◆ To do ◆
What is needed is an exact copy of all the records below.

◆ Supplied data ◆

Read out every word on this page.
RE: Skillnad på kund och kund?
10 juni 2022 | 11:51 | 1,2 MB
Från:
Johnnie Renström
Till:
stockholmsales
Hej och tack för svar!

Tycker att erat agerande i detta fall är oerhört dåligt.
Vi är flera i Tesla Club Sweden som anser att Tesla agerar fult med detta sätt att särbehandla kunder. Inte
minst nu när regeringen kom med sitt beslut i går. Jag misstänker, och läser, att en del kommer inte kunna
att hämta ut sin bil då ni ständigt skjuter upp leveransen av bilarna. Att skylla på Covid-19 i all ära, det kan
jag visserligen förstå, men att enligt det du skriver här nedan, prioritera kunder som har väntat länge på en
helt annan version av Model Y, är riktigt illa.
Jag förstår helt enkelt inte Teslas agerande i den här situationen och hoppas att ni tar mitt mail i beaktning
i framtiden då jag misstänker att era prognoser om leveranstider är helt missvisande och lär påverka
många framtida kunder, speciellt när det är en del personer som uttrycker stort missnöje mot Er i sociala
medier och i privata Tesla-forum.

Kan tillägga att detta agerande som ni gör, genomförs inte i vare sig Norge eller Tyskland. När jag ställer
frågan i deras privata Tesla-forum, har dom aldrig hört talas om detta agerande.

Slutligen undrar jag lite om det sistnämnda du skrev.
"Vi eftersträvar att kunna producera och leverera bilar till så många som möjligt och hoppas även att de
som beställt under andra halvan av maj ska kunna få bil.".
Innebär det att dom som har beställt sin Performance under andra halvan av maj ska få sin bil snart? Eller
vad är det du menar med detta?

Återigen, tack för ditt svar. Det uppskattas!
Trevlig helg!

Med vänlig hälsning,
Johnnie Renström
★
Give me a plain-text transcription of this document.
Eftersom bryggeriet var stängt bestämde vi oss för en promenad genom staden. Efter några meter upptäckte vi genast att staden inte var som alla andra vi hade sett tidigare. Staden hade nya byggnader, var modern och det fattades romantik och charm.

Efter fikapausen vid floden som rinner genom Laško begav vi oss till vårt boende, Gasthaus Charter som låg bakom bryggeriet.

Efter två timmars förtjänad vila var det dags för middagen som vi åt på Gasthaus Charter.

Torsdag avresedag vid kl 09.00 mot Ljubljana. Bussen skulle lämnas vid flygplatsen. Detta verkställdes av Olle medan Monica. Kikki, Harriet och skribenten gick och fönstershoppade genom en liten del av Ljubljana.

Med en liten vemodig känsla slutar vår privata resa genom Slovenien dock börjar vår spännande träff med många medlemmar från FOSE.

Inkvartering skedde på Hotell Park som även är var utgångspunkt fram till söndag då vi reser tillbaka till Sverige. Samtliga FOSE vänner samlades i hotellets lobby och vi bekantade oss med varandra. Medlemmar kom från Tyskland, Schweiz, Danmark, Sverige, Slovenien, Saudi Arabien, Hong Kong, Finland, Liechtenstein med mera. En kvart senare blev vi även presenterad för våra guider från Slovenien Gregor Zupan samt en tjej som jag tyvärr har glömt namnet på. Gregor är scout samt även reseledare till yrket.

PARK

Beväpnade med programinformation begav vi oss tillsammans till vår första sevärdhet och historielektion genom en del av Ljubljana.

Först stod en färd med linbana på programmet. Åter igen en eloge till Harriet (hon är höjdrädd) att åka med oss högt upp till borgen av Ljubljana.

◆ Exercise answer ◆
Read out every word on this page.
RE: Skillnad på kund och kund?
10 juni 2022 | 11:51 | 1,2 MB
Från:
Johnnie Renström
Till:
stockholmsales
Hej och tack för svar!

Tycker att erat agerande i detta fall är oerhört dåligt.
Vi är flera i Tesla Club Sweden som anser att Tesla agerar fult med detta sätt att särbehandla kunder. Inte
minst nu när regeringen kom med sitt beslut i går. Jag misstänker, och läser, att en del kommer inte kunna
att hämta ut sin bil då ni ständigt skjuter upp leveransen av bilarna. Att skylla på Covid-19 i all ära, det kan
jag visserligen förstå, men att enligt det du skriver här nedan, prioritera kunder som har väntat länge på en
helt annan version av Model Y, är riktigt illa.
Jag förstår helt enkelt inte Teslas agerande i den här situationen och hoppas att ni tar mitt mail i beaktning
i framtiden då jag misstänker att era prognoser om leveranstider är helt missvisande och lär påverka
många framtida kunder, speciellt när det är en del personer som uttrycker stort missnöje mot Er i sociala
medier och i privata Tesla-forum.

Kan tillägga att detta agerande som ni gör, genomförs inte i vare sig Norge eller Tyskland. När jag ställer
frågan i deras privata Tesla-forum, har dom aldrig hört talas om detta agerande.

Slutligen undrar jag lite om det sistnämnda du skrev.
"Vi eftersträvar att kunna producera och leverera bilar till så många som möjligt och hoppas även att de
som beställt under andra halvan av maj ska kunna få bil.".
Innebär det att dom som har beställt sin Performance under andra halvan av maj ska få sin bil snart? Eller
vad är det du menar med detta?

Återigen, tack för ditt svar. Det uppskattas!
Trevlig helg!

Med vänlig hälsning,
Johnnie Renström
★
Give me a plain-text transcription of this document.
Eftersom bryggeriet var stängt bestämde vi oss för en promenad genom staden. Efter några meter upptäckte vi genast att staden inte var som alla andra vi hade sett tidigare. Staden hade nya byggnader, var modern och det fattades romantik och charm.

Efter fikapausen vid floden som rinner genom Laško begav vi oss till vårt boende, Gasthaus Charter som låg bakom bryggeriet.

Efter två timmars förtjänad vila var det dags för middagen som vi åt på Gasthaus Charter.

Torsdag avresedag vid kl 09.00 mot Ljubljana. Bussen skulle lämnas vid flygplatsen. Detta verkställdes av Olle medan Monica. Kikki, Harriet och skribenten gick och fönstershoppade genom en liten del av Ljubljana.

Med en liten vemodig känsla slutar vår privata resa genom Slovenien dock börjar vår spännande träff med många medlemmar från FOSE.

Inkvartering skedde på Hotell Park som även är var utgångspunkt fram till söndag då vi reser tillbaka till Sverige. Samtliga FOSE vänner samlades i hotellets lobby och vi bekantade oss med varandra. Medlemmar kom från Tyskland, Schweiz, Danmark, Sverige, Slovenien, Saudi Arabien, Hong Kong, Finland, Liechtenstein med mera. En kvart senare blev vi även presenterad för våra guider från Slovenien Gregor Zupan samt en tjej som jag tyvärr har glömt namnet på. Gregor är scout samt även reseledare till yrket.

PARK

Beväpnade med programinformation begav vi oss tillsammans till vår första sevärdhet och historielektion genom en del av Ljubljana.

Först stod en färd med linbana på programmet. Åter igen en eloge till Harriet (hon är höjdrädd) att åka med oss högt upp till borgen av Ljubljana.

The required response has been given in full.